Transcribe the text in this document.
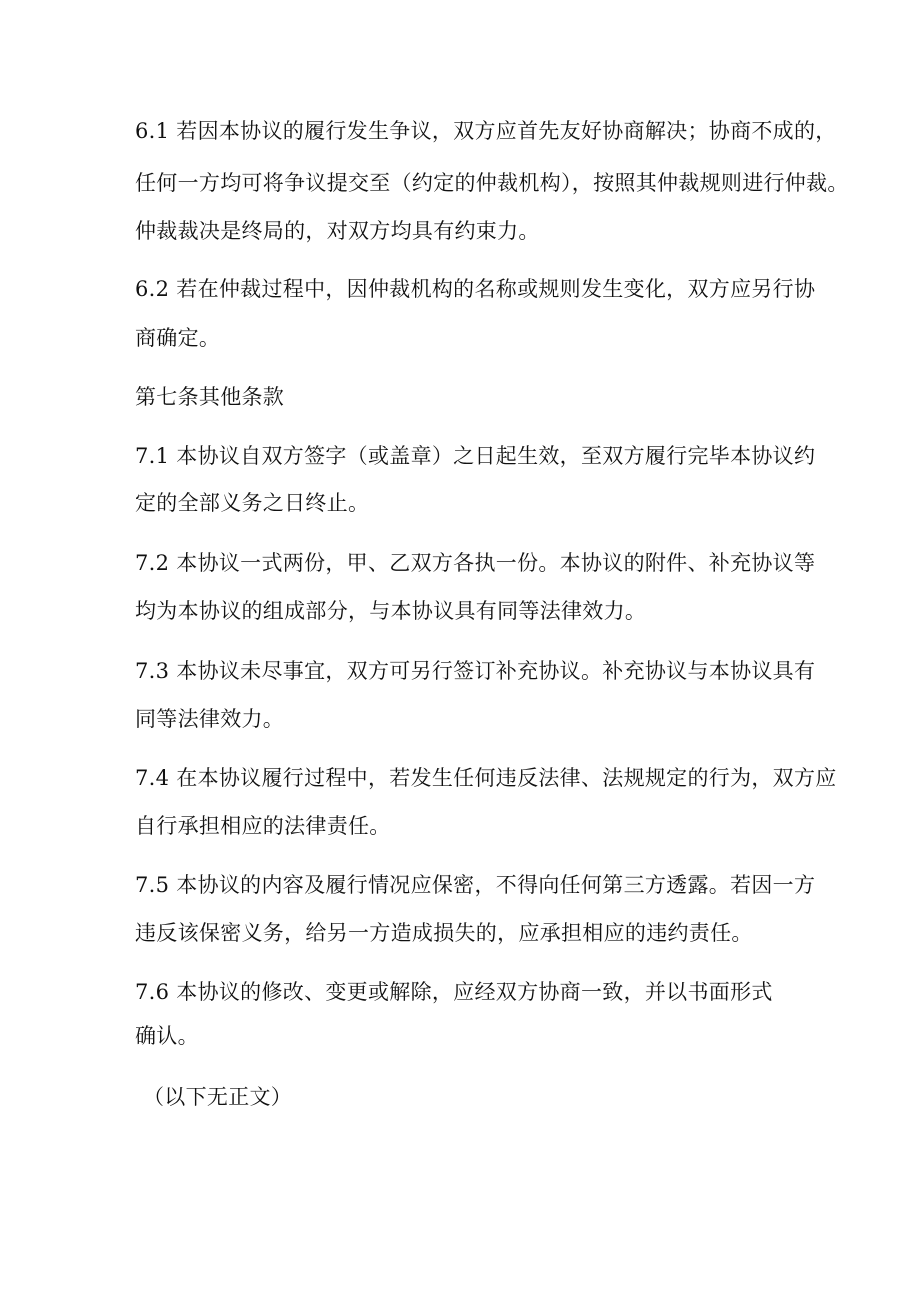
6.1 若因本协议的履行发生争议，双方应首先友好协商解决；协商不成的，
任何一方均可将争议提交至（约定的仲裁机构），按照其仲裁规则进行仲裁。
仲裁裁决是终局的，对双方均具有约束力。
6.2 若在仲裁过程中，因仲裁机构的名称或规则发生变化，双方应另行协
商确定。
第七条其他条款
7.1 本协议自双方签字（或盖章）之日起生效，至双方履行完毕本协议约
定的全部义务之日终止。
7.2 本协议一式两份，甲、乙双方各执一份。本协议的附件、补充协议等
均为本协议的组成部分，与本协议具有同等法律效力。
7.3 本协议未尽事宜，双方可另行签订补充协议。补充协议与本协议具有
同等法律效力。
7.4 在本协议履行过程中，若发生任何违反法律、法规规定的行为，双方应
自行承担相应的法律责任。
7.5 本协议的内容及履行情况应保密，不得向任何第三方透露。若因一方
违反该保密义务，给另一方造成损失的，应承担相应的违约责任。
7.6 本协议的修改、变更或解除，应经双方协商一致，并以书面形式
确认。
（以下无正文）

================

Short problem =>
Make an exact copy of the whole listing, but don't bring over any pictures.

Response to this task =>
Transcribe the text in this document.
6.1 若因本协议的履行发生争议，双方应首先友好协商解决；协商不成的，
任何一方均可将争议提交至（约定的仲裁机构），按照其仲裁规则进行仲裁。
仲裁裁决是终局的，对双方均具有约束力。
6.2 若在仲裁过程中，因仲裁机构的名称或规则发生变化，双方应另行协
商确定。
第七条其他条款
7.1 本协议自双方签字（或盖章）之日起生效，至双方履行完毕本协议约
定的全部义务之日终止。
7.2 本协议一式两份，甲、乙双方各执一份。本协议的附件、补充协议等
均为本协议的组成部分，与本协议具有同等法律效力。
7.3 本协议未尽事宜，双方可另行签订补充协议。补充协议与本协议具有
同等法律效力。
7.4 在本协议履行过程中，若发生任何违反法律、法规规定的行为，双方应
自行承担相应的法律责任。
7.5 本协议的内容及履行情况应保密，不得向任何第三方透露。若因一方
违反该保密义务，给另一方造成损失的，应承担相应的违约责任。
7.6 本协议的修改、变更或解除，应经双方协商一致，并以书面形式
确认。
（以下无正文）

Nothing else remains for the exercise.